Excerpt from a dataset

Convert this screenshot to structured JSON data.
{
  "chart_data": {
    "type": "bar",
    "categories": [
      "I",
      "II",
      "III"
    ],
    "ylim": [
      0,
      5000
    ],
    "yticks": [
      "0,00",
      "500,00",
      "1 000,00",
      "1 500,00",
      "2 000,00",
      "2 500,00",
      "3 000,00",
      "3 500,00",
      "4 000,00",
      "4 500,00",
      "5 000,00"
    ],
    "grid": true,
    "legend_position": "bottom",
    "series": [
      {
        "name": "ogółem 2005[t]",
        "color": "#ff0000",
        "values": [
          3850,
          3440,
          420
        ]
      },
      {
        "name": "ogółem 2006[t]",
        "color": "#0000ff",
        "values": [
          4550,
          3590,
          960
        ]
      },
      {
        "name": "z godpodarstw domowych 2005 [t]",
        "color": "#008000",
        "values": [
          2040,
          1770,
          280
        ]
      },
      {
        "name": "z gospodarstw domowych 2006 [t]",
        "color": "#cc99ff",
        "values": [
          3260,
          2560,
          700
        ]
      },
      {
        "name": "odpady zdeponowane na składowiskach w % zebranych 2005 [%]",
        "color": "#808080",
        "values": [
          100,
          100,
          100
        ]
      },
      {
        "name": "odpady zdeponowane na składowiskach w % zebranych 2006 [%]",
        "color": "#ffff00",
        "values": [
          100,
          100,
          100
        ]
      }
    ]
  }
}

• **TASK OBJECTIVE**: Using the exact wording, write out all of the records.

• **WRITTEN SOLUTION**:
Convert this screenshot to structured JSON data.
{
  "chart_data": {
    "type": "bar",
    "categories": [
      "I",
      "II",
      "III"
    ],
    "ylim": [
      0,
      5000
    ],
    "yticks": [
      "0,00",
      "500,00",
      "1 000,00",
      "1 500,00",
      "2 000,00",
      "2 500,00",
      "3 000,00",
      "3 500,00",
      "4 000,00",
      "4 500,00",
      "5 000,00"
    ],
    "grid": true,
    "legend_position": "bottom",
    "series": [
      {
        "name": "ogółem 2005[t]",
        "color": "#ff0000",
        "values": [
          3850,
          3440,
          420
        ]
      },
      {
        "name": "ogółem 2006[t]",
        "color": "#0000ff",
        "values": [
          4550,
          3590,
          960
        ]
      },
      {
        "name": "z godpodarstw domowych 2005 [t]",
        "color": "#008000",
        "values": [
          2040,
          1770,
          280
        ]
      },
      {
        "name": "z gospodarstw domowych 2006 [t]",
        "color": "#cc99ff",
        "values": [
          3260,
          2560,
          700
        ]
      },
      {
        "name": "odpady zdeponowane na składowiskach w % zebranych 2005 [%]",
        "color": "#808080",
        "values": [
          100,
          100,
          100
        ]
      },
      {
        "name": "odpady zdeponowane na składowiskach w % zebranych 2006 [%]",
        "color": "#ffff00",
        "values": [
          100,
          100,
          100
        ]
      }
    ]
  }
}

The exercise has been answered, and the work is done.